STATED TASK:
For each line below that includes the word "this", make a copy.

DATA SECTION:
####
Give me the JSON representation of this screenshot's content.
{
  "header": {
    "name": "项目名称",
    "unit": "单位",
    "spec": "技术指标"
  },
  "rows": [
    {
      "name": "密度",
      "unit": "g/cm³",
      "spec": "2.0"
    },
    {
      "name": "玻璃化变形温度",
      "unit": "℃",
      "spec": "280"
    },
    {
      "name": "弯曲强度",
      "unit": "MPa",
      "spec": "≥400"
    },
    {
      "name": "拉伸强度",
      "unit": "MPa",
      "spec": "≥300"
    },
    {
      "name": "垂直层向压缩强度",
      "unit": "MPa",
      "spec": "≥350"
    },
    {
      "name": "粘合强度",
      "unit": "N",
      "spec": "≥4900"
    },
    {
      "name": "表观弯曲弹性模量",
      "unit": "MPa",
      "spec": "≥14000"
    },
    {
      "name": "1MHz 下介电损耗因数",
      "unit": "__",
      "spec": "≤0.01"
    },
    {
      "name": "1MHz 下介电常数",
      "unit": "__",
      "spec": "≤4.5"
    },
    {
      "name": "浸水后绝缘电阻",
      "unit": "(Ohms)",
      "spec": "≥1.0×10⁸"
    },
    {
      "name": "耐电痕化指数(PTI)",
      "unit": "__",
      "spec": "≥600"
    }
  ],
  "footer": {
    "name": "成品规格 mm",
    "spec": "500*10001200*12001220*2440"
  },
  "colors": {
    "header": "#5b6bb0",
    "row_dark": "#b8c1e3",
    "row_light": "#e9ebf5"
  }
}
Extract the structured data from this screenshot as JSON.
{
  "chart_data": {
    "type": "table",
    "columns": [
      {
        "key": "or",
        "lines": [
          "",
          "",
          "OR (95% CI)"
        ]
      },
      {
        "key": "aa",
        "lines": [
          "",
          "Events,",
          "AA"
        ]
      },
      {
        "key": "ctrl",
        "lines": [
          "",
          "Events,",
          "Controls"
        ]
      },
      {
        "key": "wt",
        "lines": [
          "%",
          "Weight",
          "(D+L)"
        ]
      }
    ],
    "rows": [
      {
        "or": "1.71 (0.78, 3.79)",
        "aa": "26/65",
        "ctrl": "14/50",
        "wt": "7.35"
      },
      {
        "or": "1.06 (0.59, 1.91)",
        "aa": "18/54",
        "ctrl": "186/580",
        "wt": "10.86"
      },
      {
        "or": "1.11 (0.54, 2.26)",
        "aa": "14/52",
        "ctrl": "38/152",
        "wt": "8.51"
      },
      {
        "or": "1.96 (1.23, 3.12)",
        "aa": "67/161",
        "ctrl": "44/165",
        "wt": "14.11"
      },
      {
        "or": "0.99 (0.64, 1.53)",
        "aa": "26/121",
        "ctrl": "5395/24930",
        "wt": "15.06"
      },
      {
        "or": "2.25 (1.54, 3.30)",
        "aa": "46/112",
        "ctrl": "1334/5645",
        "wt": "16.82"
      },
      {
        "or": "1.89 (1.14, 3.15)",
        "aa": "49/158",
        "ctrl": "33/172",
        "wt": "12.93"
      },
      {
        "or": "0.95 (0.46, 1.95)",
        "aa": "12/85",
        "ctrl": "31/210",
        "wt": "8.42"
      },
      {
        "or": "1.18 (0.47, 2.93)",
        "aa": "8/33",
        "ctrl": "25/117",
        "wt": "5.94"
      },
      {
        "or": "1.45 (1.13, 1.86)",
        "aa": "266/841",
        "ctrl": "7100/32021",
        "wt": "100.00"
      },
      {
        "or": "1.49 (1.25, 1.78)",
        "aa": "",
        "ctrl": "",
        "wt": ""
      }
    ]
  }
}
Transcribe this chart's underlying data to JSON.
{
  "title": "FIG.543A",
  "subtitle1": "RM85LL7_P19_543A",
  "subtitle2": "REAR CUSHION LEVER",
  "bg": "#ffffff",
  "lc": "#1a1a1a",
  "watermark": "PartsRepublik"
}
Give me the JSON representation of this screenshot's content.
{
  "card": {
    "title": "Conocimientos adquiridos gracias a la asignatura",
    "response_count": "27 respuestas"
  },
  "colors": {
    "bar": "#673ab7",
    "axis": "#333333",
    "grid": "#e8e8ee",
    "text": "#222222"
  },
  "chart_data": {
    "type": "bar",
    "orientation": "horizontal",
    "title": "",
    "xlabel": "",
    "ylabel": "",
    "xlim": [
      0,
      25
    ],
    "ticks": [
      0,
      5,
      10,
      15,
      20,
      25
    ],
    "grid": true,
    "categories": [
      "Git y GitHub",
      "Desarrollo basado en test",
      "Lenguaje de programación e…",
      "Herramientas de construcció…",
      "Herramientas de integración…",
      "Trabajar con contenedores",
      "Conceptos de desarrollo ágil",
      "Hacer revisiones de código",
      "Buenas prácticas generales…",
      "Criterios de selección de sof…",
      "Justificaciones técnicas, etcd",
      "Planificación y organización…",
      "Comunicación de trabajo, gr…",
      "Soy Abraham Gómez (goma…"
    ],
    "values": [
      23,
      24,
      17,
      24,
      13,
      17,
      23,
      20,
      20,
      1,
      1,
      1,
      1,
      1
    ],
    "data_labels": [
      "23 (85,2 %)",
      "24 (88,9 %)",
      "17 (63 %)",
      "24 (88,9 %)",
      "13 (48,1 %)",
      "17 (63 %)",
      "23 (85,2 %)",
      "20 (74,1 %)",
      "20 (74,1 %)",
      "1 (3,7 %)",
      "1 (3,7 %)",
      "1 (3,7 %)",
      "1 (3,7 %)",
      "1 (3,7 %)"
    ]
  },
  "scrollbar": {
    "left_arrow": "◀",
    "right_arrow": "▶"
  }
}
####
RESULT BELOW:
Give me the JSON representation of this screenshot's content.
Extract the structured data from this screenshot as JSON.
Transcribe this chart's underlying data to JSON.
Give me the JSON representation of this screenshot's content.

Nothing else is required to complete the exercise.